**** Dataset excerpts ****

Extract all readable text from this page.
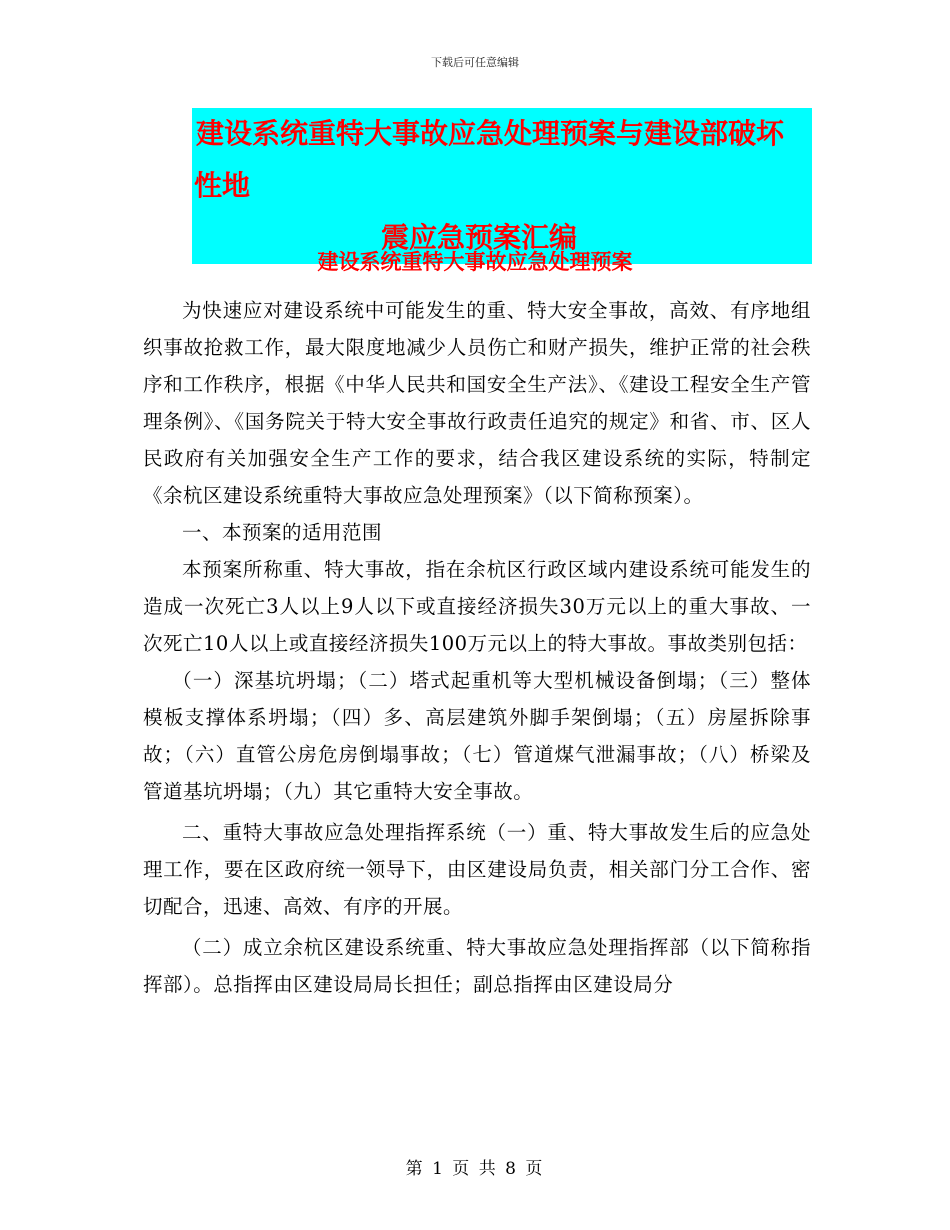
下载后可任意编辑
建设系统重特大事故应急处理预案与建设部破坏性地
震应急预案汇编
建设系统重特大事故应急处理预案

为快速应对建设系统中可能发生的重、特大安全事故，高效、有序地组织事故抢救工作，最大限度地减少人员伤亡和财产损失，维护正常的社会秩序和工作秩序，根据《中华人民共和国安全生产法》、《建设工程安全生产管理条例》、《国务院关于特大安全事故行政责任追究的规定》和省、市、区人民政府有关加强安全生产工作的要求，结合我区建设系统的实际，特制定《余杭区建设系统重特大事故应急处理预案》（以下简称预案）。

一、本预案的适用范围

本预案所称重、特大事故，指在余杭区行政区域内建设系统可能发生的造成一次死亡3人以上9人以下或直接经济损失30万元以上的重大事故、一次死亡10人以上或直接经济损失100万元以上的特大事故。事故类别包括：

（一）深基坑坍塌；（二）塔式起重机等大型机械设备倒塌；（三）整体模板支撑体系坍塌；（四）多、高层建筑外脚手架倒塌；（五）房屋拆除事故；（六）直管公房危房倒塌事故；（七）管道煤气泄漏事故；（八）桥梁及管道基坑坍塌；（九）其它重特大安全事故。

二、重特大事故应急处理指挥系统（一）重、特大事故发生后的应急处理工作，要在区政府统一领导下，由区建设局负责，相关部门分工合作、密切配合，迅速、高效、有序的开展。

（二）成立余杭区建设系统重、特大事故应急处理指挥部（以下简称指挥部）。总指挥由区建设局局长担任；副总指挥由区建设局分

第 1 页 共 8 页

****

The problem
Transcribe the material as is, with images omitted.

Response to this exercise
Extract all readable text from this page.
下载后可任意编辑
建设系统重特大事故应急处理预案与建设部破坏性地
震应急预案汇编
建设系统重特大事故应急处理预案

为快速应对建设系统中可能发生的重、特大安全事故，高效、有序地组织事故抢救工作，最大限度地减少人员伤亡和财产损失，维护正常的社会秩序和工作秩序，根据《中华人民共和国安全生产法》、《建设工程安全生产管理条例》、《国务院关于特大安全事故行政责任追究的规定》和省、市、区人民政府有关加强安全生产工作的要求，结合我区建设系统的实际，特制定《余杭区建设系统重特大事故应急处理预案》（以下简称预案）。

一、本预案的适用范围

本预案所称重、特大事故，指在余杭区行政区域内建设系统可能发生的造成一次死亡3人以上9人以下或直接经济损失30万元以上的重大事故、一次死亡10人以上或直接经济损失100万元以上的特大事故。事故类别包括：

（一）深基坑坍塌；（二）塔式起重机等大型机械设备倒塌；（三）整体模板支撑体系坍塌；（四）多、高层建筑外脚手架倒塌；（五）房屋拆除事故；（六）直管公房危房倒塌事故；（七）管道煤气泄漏事故；（八）桥梁及管道基坑坍塌；（九）其它重特大安全事故。

二、重特大事故应急处理指挥系统（一）重、特大事故发生后的应急处理工作，要在区政府统一领导下，由区建设局负责，相关部门分工合作、密切配合，迅速、高效、有序的开展。

（二）成立余杭区建设系统重、特大事故应急处理指挥部（以下简称指挥部）。总指挥由区建设局局长担任；副总指挥由区建设局分

第 1 页 共 8 页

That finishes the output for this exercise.